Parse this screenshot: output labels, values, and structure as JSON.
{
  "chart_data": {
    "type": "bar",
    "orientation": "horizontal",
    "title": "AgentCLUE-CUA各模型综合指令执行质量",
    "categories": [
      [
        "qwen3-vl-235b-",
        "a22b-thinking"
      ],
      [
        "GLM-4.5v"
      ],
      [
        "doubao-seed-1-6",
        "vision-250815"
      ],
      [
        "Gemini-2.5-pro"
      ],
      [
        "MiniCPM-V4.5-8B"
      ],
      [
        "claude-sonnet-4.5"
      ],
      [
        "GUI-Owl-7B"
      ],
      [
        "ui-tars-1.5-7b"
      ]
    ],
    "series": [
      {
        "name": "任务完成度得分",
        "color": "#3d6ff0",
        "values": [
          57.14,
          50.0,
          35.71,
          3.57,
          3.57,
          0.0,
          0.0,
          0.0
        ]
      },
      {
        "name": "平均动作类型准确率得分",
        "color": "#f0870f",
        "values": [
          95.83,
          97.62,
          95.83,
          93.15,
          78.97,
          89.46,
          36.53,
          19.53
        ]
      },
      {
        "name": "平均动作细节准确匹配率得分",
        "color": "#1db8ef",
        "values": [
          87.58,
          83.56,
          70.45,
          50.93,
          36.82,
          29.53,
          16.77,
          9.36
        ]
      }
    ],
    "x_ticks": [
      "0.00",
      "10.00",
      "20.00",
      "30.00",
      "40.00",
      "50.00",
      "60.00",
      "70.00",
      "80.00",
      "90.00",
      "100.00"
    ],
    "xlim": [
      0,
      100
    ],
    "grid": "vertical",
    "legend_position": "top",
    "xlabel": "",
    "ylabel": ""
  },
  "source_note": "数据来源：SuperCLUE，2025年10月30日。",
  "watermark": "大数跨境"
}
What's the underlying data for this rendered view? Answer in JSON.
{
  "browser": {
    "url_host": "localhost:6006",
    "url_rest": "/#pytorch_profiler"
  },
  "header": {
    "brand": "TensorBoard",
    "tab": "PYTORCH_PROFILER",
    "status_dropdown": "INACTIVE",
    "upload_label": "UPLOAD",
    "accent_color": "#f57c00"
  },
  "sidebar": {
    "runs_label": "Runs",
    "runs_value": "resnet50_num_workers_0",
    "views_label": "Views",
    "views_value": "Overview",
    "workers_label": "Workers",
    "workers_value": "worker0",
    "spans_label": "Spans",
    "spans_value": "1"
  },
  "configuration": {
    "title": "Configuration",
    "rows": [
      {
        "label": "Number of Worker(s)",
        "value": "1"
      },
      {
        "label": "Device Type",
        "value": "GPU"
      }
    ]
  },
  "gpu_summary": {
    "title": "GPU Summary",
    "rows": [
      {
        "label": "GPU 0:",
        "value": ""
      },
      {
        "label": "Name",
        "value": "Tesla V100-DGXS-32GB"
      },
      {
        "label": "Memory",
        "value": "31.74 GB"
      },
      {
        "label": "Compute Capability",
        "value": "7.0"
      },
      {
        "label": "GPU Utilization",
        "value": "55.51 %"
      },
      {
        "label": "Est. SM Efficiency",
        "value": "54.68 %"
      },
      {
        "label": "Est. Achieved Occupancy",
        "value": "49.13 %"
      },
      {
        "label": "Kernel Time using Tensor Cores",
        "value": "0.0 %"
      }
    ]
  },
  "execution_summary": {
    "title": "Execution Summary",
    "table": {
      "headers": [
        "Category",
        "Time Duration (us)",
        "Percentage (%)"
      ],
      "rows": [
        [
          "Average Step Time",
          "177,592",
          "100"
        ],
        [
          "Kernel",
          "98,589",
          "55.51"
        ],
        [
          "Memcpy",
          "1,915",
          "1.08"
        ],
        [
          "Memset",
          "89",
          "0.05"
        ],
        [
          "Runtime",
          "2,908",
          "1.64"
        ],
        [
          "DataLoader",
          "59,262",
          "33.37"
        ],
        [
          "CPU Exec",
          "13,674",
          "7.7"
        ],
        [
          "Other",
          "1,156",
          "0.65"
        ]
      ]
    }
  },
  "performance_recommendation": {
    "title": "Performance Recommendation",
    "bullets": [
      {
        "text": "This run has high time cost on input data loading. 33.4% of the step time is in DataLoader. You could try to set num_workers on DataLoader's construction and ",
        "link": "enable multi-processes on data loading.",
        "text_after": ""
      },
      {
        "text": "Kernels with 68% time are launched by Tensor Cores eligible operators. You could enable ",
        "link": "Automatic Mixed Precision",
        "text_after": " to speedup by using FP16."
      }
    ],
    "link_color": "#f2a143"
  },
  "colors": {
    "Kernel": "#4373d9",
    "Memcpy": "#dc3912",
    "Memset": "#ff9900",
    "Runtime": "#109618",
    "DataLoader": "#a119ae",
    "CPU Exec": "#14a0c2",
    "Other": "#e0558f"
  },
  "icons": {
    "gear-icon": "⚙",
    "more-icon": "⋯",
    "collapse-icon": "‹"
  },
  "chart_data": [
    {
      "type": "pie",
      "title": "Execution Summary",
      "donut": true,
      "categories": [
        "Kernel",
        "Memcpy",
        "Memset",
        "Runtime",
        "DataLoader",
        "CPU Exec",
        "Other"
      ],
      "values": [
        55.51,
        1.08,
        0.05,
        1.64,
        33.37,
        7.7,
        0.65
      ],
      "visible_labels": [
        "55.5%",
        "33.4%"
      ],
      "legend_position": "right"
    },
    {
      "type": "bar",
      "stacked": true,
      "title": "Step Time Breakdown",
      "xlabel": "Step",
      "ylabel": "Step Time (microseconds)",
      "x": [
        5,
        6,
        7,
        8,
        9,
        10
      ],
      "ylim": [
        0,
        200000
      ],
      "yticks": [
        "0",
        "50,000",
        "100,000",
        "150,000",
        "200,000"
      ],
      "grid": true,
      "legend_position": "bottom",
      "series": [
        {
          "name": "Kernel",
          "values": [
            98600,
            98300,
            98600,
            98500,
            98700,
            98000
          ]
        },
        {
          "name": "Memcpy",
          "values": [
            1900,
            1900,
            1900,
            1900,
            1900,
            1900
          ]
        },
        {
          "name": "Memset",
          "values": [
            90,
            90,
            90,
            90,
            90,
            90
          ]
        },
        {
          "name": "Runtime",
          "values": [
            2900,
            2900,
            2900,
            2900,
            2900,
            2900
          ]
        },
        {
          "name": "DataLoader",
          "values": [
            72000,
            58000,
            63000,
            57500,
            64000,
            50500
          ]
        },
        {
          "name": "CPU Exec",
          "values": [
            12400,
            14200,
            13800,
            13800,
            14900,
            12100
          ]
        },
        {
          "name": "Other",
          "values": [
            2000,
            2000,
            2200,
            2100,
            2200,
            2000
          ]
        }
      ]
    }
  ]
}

○ ○ ○ ○ ○ ○ ○

### WRITTEN TASK
Would you give the material above again, complete and exact?

### SOLUTION
Parse this screenshot: output labels, values, and structure as JSON.
{
  "chart_data": {
    "type": "bar",
    "orientation": "horizontal",
    "title": "AgentCLUE-CUA各模型综合指令执行质量",
    "categories": [
      [
        "qwen3-vl-235b-",
        "a22b-thinking"
      ],
      [
        "GLM-4.5v"
      ],
      [
        "doubao-seed-1-6",
        "vision-250815"
      ],
      [
        "Gemini-2.5-pro"
      ],
      [
        "MiniCPM-V4.5-8B"
      ],
      [
        "claude-sonnet-4.5"
      ],
      [
        "GUI-Owl-7B"
      ],
      [
        "ui-tars-1.5-7b"
      ]
    ],
    "series": [
      {
        "name": "任务完成度得分",
        "color": "#3d6ff0",
        "values": [
          57.14,
          50.0,
          35.71,
          3.57,
          3.57,
          0.0,
          0.0,
          0.0
        ]
      },
      {
        "name": "平均动作类型准确率得分",
        "color": "#f0870f",
        "values": [
          95.83,
          97.62,
          95.83,
          93.15,
          78.97,
          89.46,
          36.53,
          19.53
        ]
      },
      {
        "name": "平均动作细节准确匹配率得分",
        "color": "#1db8ef",
        "values": [
          87.58,
          83.56,
          70.45,
          50.93,
          36.82,
          29.53,
          16.77,
          9.36
        ]
      }
    ],
    "x_ticks": [
      "0.00",
      "10.00",
      "20.00",
      "30.00",
      "40.00",
      "50.00",
      "60.00",
      "70.00",
      "80.00",
      "90.00",
      "100.00"
    ],
    "xlim": [
      0,
      100
    ],
    "grid": "vertical",
    "legend_position": "top",
    "xlabel": "",
    "ylabel": ""
  },
  "source_note": "数据来源：SuperCLUE，2025年10月30日。",
  "watermark": "大数跨境"
}
What's the underlying data for this rendered view? Answer in JSON.
{
  "browser": {
    "url_host": "localhost:6006",
    "url_rest": "/#pytorch_profiler"
  },
  "header": {
    "brand": "TensorBoard",
    "tab": "PYTORCH_PROFILER",
    "status_dropdown": "INACTIVE",
    "upload_label": "UPLOAD",
    "accent_color": "#f57c00"
  },
  "sidebar": {
    "runs_label": "Runs",
    "runs_value": "resnet50_num_workers_0",
    "views_label": "Views",
    "views_value": "Overview",
    "workers_label": "Workers",
    "workers_value": "worker0",
    "spans_label": "Spans",
    "spans_value": "1"
  },
  "configuration": {
    "title": "Configuration",
    "rows": [
      {
        "label": "Number of Worker(s)",
        "value": "1"
      },
      {
        "label": "Device Type",
        "value": "GPU"
      }
    ]
  },
  "gpu_summary": {
    "title": "GPU Summary",
    "rows": [
      {
        "label": "GPU 0:",
        "value": ""
      },
      {
        "label": "Name",
        "value": "Tesla V100-DGXS-32GB"
      },
      {
        "label": "Memory",
        "value": "31.74 GB"
      },
      {
        "label": "Compute Capability",
        "value": "7.0"
      },
      {
        "label": "GPU Utilization",
        "value": "55.51 %"
      },
      {
        "label": "Est. SM Efficiency",
        "value": "54.68 %"
      },
      {
        "label": "Est. Achieved Occupancy",
        "value": "49.13 %"
      },
      {
        "label": "Kernel Time using Tensor Cores",
        "value": "0.0 %"
      }
    ]
  },
  "execution_summary": {
    "title": "Execution Summary",
    "table": {
      "headers": [
        "Category",
        "Time Duration (us)",
        "Percentage (%)"
      ],
      "rows": [
        [
          "Average Step Time",
          "177,592",
          "100"
        ],
        [
          "Kernel",
          "98,589",
          "55.51"
        ],
        [
          "Memcpy",
          "1,915",
          "1.08"
        ],
        [
          "Memset",
          "89",
          "0.05"
        ],
        [
          "Runtime",
          "2,908",
          "1.64"
        ],
        [
          "DataLoader",
          "59,262",
          "33.37"
        ],
        [
          "CPU Exec",
          "13,674",
          "7.7"
        ],
        [
          "Other",
          "1,156",
          "0.65"
        ]
      ]
    }
  },
  "performance_recommendation": {
    "title": "Performance Recommendation",
    "bullets": [
      {
        "text": "This run has high time cost on input data loading. 33.4% of the step time is in DataLoader. You could try to set num_workers on DataLoader's construction and ",
        "link": "enable multi-processes on data loading.",
        "text_after": ""
      },
      {
        "text": "Kernels with 68% time are launched by Tensor Cores eligible operators. You could enable ",
        "link": "Automatic Mixed Precision",
        "text_after": " to speedup by using FP16."
      }
    ],
    "link_color": "#f2a143"
  },
  "colors": {
    "Kernel": "#4373d9",
    "Memcpy": "#dc3912",
    "Memset": "#ff9900",
    "Runtime": "#109618",
    "DataLoader": "#a119ae",
    "CPU Exec": "#14a0c2",
    "Other": "#e0558f"
  },
  "icons": {
    "gear-icon": "⚙",
    "more-icon": "⋯",
    "collapse-icon": "‹"
  },
  "chart_data": [
    {
      "type": "pie",
      "title": "Execution Summary",
      "donut": true,
      "categories": [
        "Kernel",
        "Memcpy",
        "Memset",
        "Runtime",
        "DataLoader",
        "CPU Exec",
        "Other"
      ],
      "values": [
        55.51,
        1.08,
        0.05,
        1.64,
        33.37,
        7.7,
        0.65
      ],
      "visible_labels": [
        "55.5%",
        "33.4%"
      ],
      "legend_position": "right"
    },
    {
      "type": "bar",
      "stacked": true,
      "title": "Step Time Breakdown",
      "xlabel": "Step",
      "ylabel": "Step Time (microseconds)",
      "x": [
        5,
        6,
        7,
        8,
        9,
        10
      ],
      "ylim": [
        0,
        200000
      ],
      "yticks": [
        "0",
        "50,000",
        "100,000",
        "150,000",
        "200,000"
      ],
      "grid": true,
      "legend_position": "bottom",
      "series": [
        {
          "name": "Kernel",
          "values": [
            98600,
            98300,
            98600,
            98500,
            98700,
            98000
          ]
        },
        {
          "name": "Memcpy",
          "values": [
            1900,
            1900,
            1900,
            1900,
            1900,
            1900
          ]
        },
        {
          "name": "Memset",
          "values": [
            90,
            90,
            90,
            90,
            90,
            90
          ]
        },
        {
          "name": "Runtime",
          "values": [
            2900,
            2900,
            2900,
            2900,
            2900,
            2900
          ]
        },
        {
          "name": "DataLoader",
          "values": [
            72000,
            58000,
            63000,
            57500,
            64000,
            50500
          ]
        },
        {
          "name": "CPU Exec",
          "values": [
            12400,
            14200,
            13800,
            13800,
            14900,
            12100
          ]
        },
        {
          "name": "Other",
          "values": [
            2000,
            2000,
            2200,
            2100,
            2200,
            2000
          ]
        }
      ]
    }
  ]
}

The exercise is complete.